## [JOB]
Repeat the records verbatim and leave the pictures out of your copy.

## [ENTRIES SHOWN]

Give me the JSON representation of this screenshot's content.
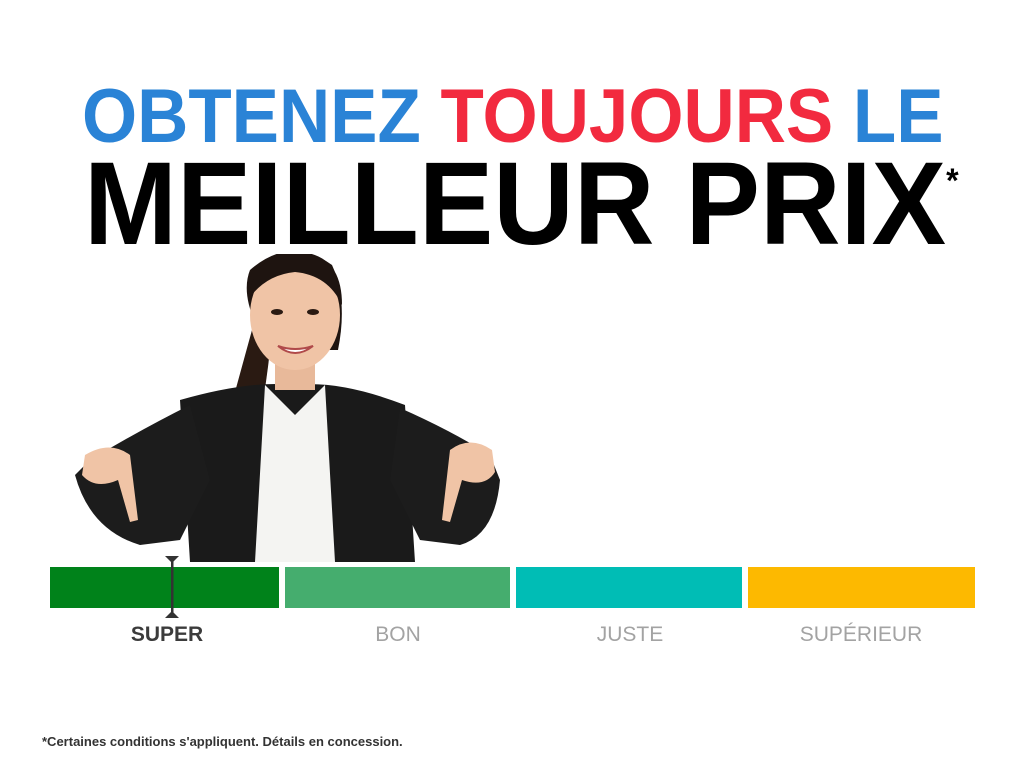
{
  "headline": {
    "line1_part1": "OBTENEZ",
    "line1_part2": "TOUJOURS",
    "line1_part3": "LE",
    "line2": "MEILLEUR PRIX",
    "asterisk": "*"
  },
  "colors": {
    "blue": "#2a83d6",
    "red": "#f22a3f",
    "black": "#000000"
  },
  "price_scale": {
    "selected": "SUPER",
    "segments": [
      {
        "label": "SUPER",
        "color": "#00821a"
      },
      {
        "label": "BON",
        "color": "#45ad6e"
      },
      {
        "label": "JUSTE",
        "color": "#00bdb5"
      },
      {
        "label": "SUPÉRIEUR",
        "color": "#fdb900"
      }
    ]
  },
  "photo": {
    "icon": "woman-pointing-down-photo"
  },
  "footnote": "*Certaines conditions s'appliquent. Détails en concession."
}
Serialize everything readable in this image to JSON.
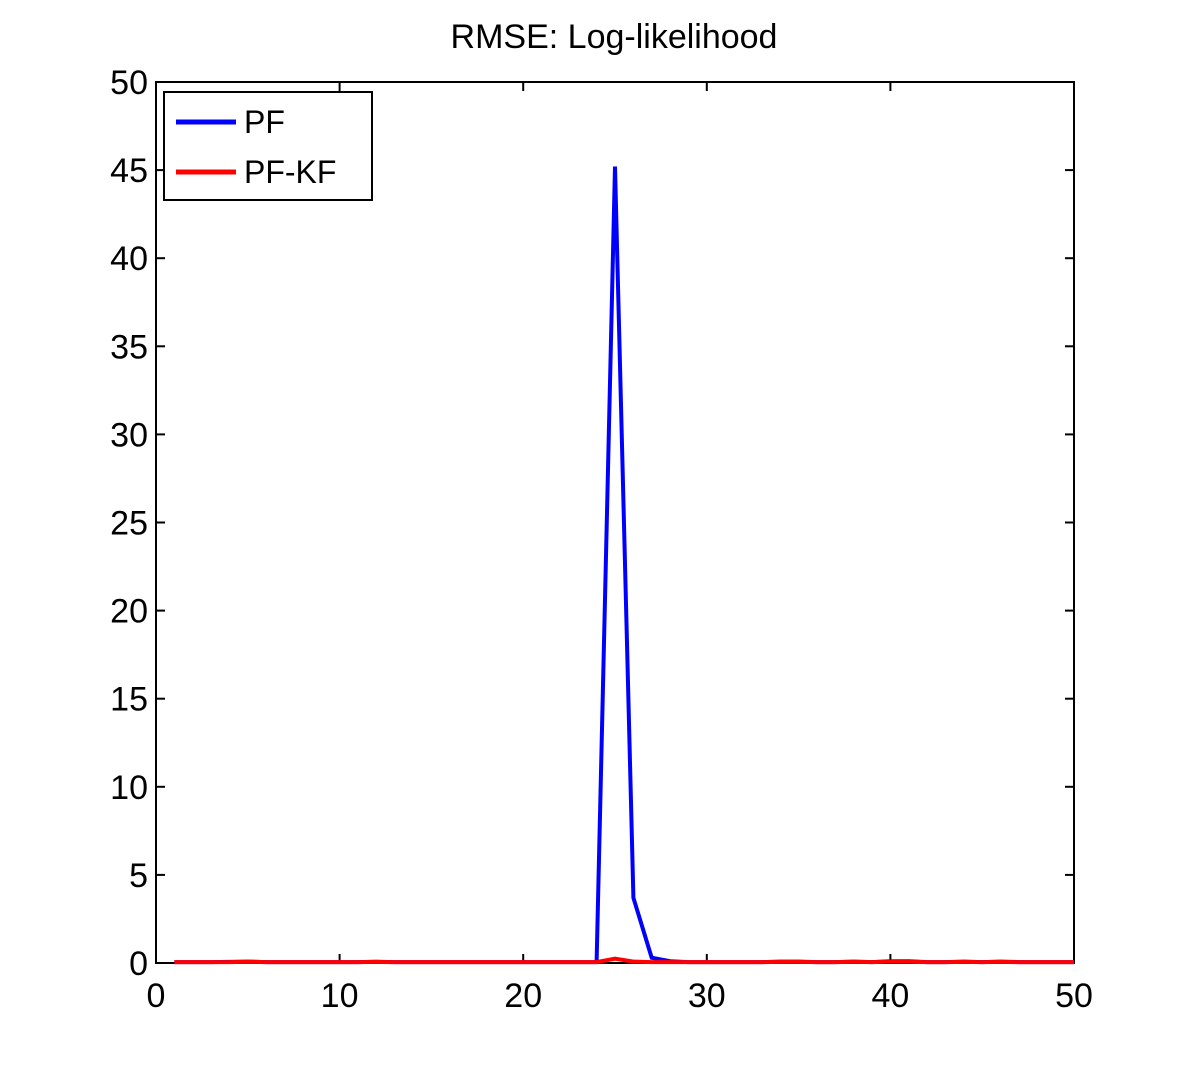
{
  "chart_data": {
    "type": "line",
    "title": "RMSE: Log-likelihood",
    "xlabel": "",
    "ylabel": "",
    "xlim": [
      0,
      50
    ],
    "ylim": [
      0,
      50
    ],
    "xticks": [
      0,
      10,
      20,
      30,
      40,
      50
    ],
    "yticks": [
      0,
      5,
      10,
      15,
      20,
      25,
      30,
      35,
      40,
      45,
      50
    ],
    "grid": false,
    "legend_position": "top-left",
    "x": [
      1,
      2,
      3,
      4,
      5,
      6,
      7,
      8,
      9,
      10,
      11,
      12,
      13,
      14,
      15,
      16,
      17,
      18,
      19,
      20,
      21,
      22,
      23,
      24,
      25,
      26,
      27,
      28,
      29,
      30,
      31,
      32,
      33,
      34,
      35,
      36,
      37,
      38,
      39,
      40,
      41,
      42,
      43,
      44,
      45,
      46,
      47,
      48,
      49,
      50
    ],
    "series": [
      {
        "name": "PF",
        "color": "#0000ff",
        "values": [
          0.05,
          0.05,
          0.05,
          0.06,
          0.08,
          0.05,
          0.05,
          0.05,
          0.05,
          0.05,
          0.05,
          0.07,
          0.05,
          0.05,
          0.05,
          0.05,
          0.05,
          0.05,
          0.05,
          0.05,
          0.05,
          0.05,
          0.05,
          0.05,
          45.2,
          3.7,
          0.3,
          0.1,
          0.05,
          0.05,
          0.05,
          0.05,
          0.05,
          0.08,
          0.08,
          0.05,
          0.05,
          0.08,
          0.05,
          0.1,
          0.1,
          0.05,
          0.05,
          0.08,
          0.05,
          0.08,
          0.05,
          0.05,
          0.05,
          0.05
        ]
      },
      {
        "name": "PF-KF",
        "color": "#ff0000",
        "values": [
          0.05,
          0.05,
          0.05,
          0.05,
          0.07,
          0.05,
          0.05,
          0.05,
          0.05,
          0.05,
          0.05,
          0.06,
          0.05,
          0.05,
          0.05,
          0.05,
          0.05,
          0.05,
          0.05,
          0.05,
          0.05,
          0.05,
          0.05,
          0.05,
          0.25,
          0.08,
          0.05,
          0.05,
          0.05,
          0.05,
          0.05,
          0.05,
          0.05,
          0.06,
          0.06,
          0.05,
          0.05,
          0.07,
          0.05,
          0.08,
          0.07,
          0.05,
          0.05,
          0.06,
          0.05,
          0.06,
          0.05,
          0.05,
          0.05,
          0.05
        ]
      }
    ]
  }
}
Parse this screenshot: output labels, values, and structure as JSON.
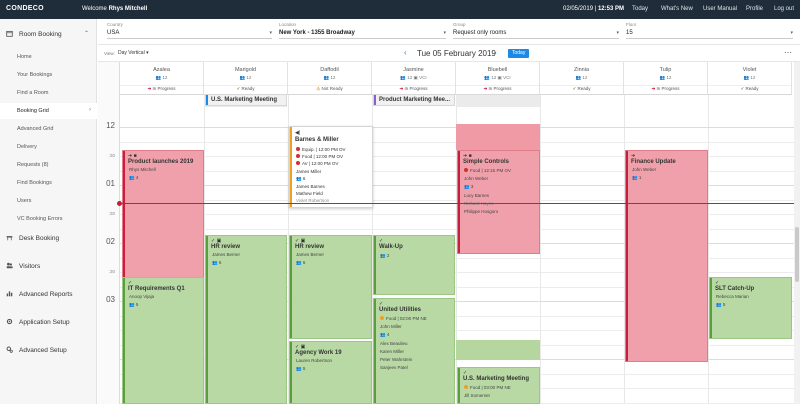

## [THE ANSWER]
Give me the JSON representation of this screenshot's content.
{
  "headline": {
    "line1_part1": "OBTENEZ",
    "line1_part2": "TOUJOURS",
    "line1_part3": "LE",
    "line2": "MEILLEUR PRIX",
    "asterisk": "*"
  },
  "colors": {
    "blue": "#2a83d6",
    "red": "#f22a3f",
    "black": "#000000"
  },
  "price_scale": {
    "selected": "SUPER",
    "segments": [
      {
        "label": "SUPER",
        "color": "#00821a"
      },
      {
        "label": "BON",
        "color": "#45ad6e"
      },
      {
        "label": "JUSTE",
        "color": "#00bdb5"
      },
      {
        "label": "SUPÉRIEUR",
        "color": "#fdb900"
      }
    ]
  },
  "photo": {
    "icon": "woman-pointing-down-photo"
  },
  "footnote": "*Certaines conditions s'appliquent. Détails en concession."
}
Serialize everything readable in this image to JSON.
{
  "chart_data": {
    "type": "line",
    "title": "RMSE: Log-likelihood",
    "xlabel": "",
    "ylabel": "",
    "xlim": [
      0,
      50
    ],
    "ylim": [
      0,
      50
    ],
    "xticks": [
      0,
      10,
      20,
      30,
      40,
      50
    ],
    "yticks": [
      0,
      5,
      10,
      15,
      20,
      25,
      30,
      35,
      40,
      45,
      50
    ],
    "grid": false,
    "legend_position": "top-left",
    "x": [
      1,
      2,
      3,
      4,
      5,
      6,
      7,
      8,
      9,
      10,
      11,
      12,
      13,
      14,
      15,
      16,
      17,
      18,
      19,
      20,
      21,
      22,
      23,
      24,
      25,
      26,
      27,
      28,
      29,
      30,
      31,
      32,
      33,
      34,
      35,
      36,
      37,
      38,
      39,
      40,
      41,
      42,
      43,
      44,
      45,
      46,
      47,
      48,
      49,
      50
    ],
    "series": [
      {
        "name": "PF",
        "color": "#0000ff",
        "values": [
          0.05,
          0.05,
          0.05,
          0.06,
          0.08,
          0.05,
          0.05,
          0.05,
          0.05,
          0.05,
          0.05,
          0.07,
          0.05,
          0.05,
          0.05,
          0.05,
          0.05,
          0.05,
          0.05,
          0.05,
          0.05,
          0.05,
          0.05,
          0.05,
          45.2,
          3.7,
          0.3,
          0.1,
          0.05,
          0.05,
          0.05,
          0.05,
          0.05,
          0.08,
          0.08,
          0.05,
          0.05,
          0.08,
          0.05,
          0.1,
          0.1,
          0.05,
          0.05,
          0.08,
          0.05,
          0.08,
          0.05,
          0.05,
          0.05,
          0.05
        ]
      },
      {
        "name": "PF-KF",
        "color": "#ff0000",
        "values": [
          0.05,
          0.05,
          0.05,
          0.05,
          0.07,
          0.05,
          0.05,
          0.05,
          0.05,
          0.05,
          0.05,
          0.06,
          0.05,
          0.05,
          0.05,
          0.05,
          0.05,
          0.05,
          0.05,
          0.05,
          0.05,
          0.05,
          0.05,
          0.05,
          0.25,
          0.08,
          0.05,
          0.05,
          0.05,
          0.05,
          0.05,
          0.05,
          0.05,
          0.06,
          0.06,
          0.05,
          0.05,
          0.07,
          0.05,
          0.08,
          0.07,
          0.05,
          0.05,
          0.06,
          0.05,
          0.06,
          0.05,
          0.05,
          0.05,
          0.05
        ]
      }
    ]
  }
}
Parse this screenshot: output labels, values, and structure as JSON.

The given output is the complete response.